#### GIVEN PASSAGE
══════════

This is the first post of a series on OpenCTI. I will go through the Community Edition and review most of the features that are known to me. Hopefully, this will give an introductory course on CTI management using OpenCTI and maybe also a crash course in STIX.
OpenCTI is a Threat Intelligence Platform (or TIP) developed by the French company Filigran. A TIP is used to gather, work on, and disseminate knowledge related to cyber threats.
To fullfill this role, OpenCTI obviously allows to manually create and store data in a model close to STIXv2.1. It relies on ElasticSearch to do that, allowing for management of high volumes of data.
But OpenCTI also allows to automatically add data to the knowledge either by importing new raw data, enrich data already present in the database or by API calls.
Lastly, OpenCTI also helps to disseminate information by native streams such as TAXII, by using external connectors to solutions such as Splunk or even by sharing GUI access to intelligence recipients.
If you want to just try OpenCTI before any install, you can check it out on https://demo.opencti.io/
Installation using Docker
For the purpose of this tutorial, I will show how to install OpenCTI using Docker compose. This is fine for all sorts of uses and is simple enough for a lab environment for your tests.
Installing OpenCTI is rather straightforward using Docker compose:
- Provision a machine
- Install Docker on it
- Deploy the OpenCTI stack documented on the OpenCTI Docker repository
Once you provisioned a machine (for our lab purposes, make sure to have at least 8GB of RAM. Requirements are way higher in production) and installed Docker, clone the OpenCTI Docker repository:
git clone https://github.com/OpenCTI-Platform/docker mv docker opencti cd opencti
docker-compose.yml file will provide basic services for running OpenCTI:
- redis: manages all sessions and event streams
- elasticsearch: stores knowledge
- minio: stores raw files (such as artifacts and PDF reports)

══════════

#### Extracted data entries

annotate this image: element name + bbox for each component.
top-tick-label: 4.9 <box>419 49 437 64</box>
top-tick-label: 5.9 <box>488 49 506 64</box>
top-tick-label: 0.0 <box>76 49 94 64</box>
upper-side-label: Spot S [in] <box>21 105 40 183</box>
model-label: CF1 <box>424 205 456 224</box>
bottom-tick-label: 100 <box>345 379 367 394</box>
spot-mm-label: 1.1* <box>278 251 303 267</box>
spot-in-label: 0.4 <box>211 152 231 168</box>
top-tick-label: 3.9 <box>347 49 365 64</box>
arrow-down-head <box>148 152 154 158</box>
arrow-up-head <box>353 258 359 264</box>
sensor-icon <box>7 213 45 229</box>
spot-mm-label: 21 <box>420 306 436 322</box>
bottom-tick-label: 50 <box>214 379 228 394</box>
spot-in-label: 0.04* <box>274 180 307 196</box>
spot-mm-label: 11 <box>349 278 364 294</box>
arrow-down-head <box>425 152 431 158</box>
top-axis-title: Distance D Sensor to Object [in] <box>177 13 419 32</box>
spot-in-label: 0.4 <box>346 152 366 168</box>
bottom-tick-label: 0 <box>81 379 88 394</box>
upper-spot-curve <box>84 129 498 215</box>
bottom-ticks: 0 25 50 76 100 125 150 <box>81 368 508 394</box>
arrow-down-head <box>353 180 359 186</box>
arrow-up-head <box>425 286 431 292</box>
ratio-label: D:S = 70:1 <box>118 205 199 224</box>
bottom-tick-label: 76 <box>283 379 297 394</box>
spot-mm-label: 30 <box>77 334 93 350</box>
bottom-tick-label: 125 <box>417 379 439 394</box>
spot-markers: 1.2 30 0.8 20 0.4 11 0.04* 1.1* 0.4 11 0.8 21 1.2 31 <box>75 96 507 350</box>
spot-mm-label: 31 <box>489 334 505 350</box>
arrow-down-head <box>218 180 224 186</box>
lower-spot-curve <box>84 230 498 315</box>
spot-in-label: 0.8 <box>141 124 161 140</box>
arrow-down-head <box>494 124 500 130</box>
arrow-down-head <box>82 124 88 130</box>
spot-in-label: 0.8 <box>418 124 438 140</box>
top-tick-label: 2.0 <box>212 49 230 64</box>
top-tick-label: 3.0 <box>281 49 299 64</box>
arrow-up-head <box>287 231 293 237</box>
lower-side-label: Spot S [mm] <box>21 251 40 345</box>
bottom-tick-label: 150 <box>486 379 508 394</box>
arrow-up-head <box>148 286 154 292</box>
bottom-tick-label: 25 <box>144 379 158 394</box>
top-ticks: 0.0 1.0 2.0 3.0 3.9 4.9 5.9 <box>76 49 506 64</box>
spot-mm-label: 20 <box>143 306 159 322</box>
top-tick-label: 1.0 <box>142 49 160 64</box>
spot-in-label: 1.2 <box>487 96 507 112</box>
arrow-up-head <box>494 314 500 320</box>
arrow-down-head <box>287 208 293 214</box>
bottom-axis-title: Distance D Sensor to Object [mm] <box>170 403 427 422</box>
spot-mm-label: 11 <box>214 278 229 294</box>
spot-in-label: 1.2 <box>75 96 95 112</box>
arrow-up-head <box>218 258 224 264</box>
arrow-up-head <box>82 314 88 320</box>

══════════

#### WORK INSTRUCTION 1
Using the OpenCTI post, decide whether each statement agrees with it: (a) OpenCTI was developed by a German company; (b) OpenCTI uses ElasticSearch to store its data; (c) for the lab setup, the machine should have at least 8GB of RAM. Answer yes or no for each and quote the words of the post that settle it.
#### WORK INSTRUCTION 2
Write out the stretch of the OpenCTI post from "OpenCTI is a" through "volumes of data.", word for word.
These rows were taken from a different source than the OpenCTI post.

#### SOLUTION 1
(a) No: "developed by the French company Filigran"
(b) Yes: "It relies on ElasticSearch to do that, allowing for management of high volumes of data."
(c) Yes: "make sure to have at least 8GB of RAM"

#### SOLUTION 2
OpenCTI is a Threat Intelligence Platform (or TIP) developed by the French company Filigran. A TIP is used to gather, work on, and disseminate knowledge related to cyber threats.
To fullfill this role, OpenCTI obviously allows to manually create and store data in a model close to STIXv2.1. It relies on ElasticSearch to do that, allowing for management of high volumes of data.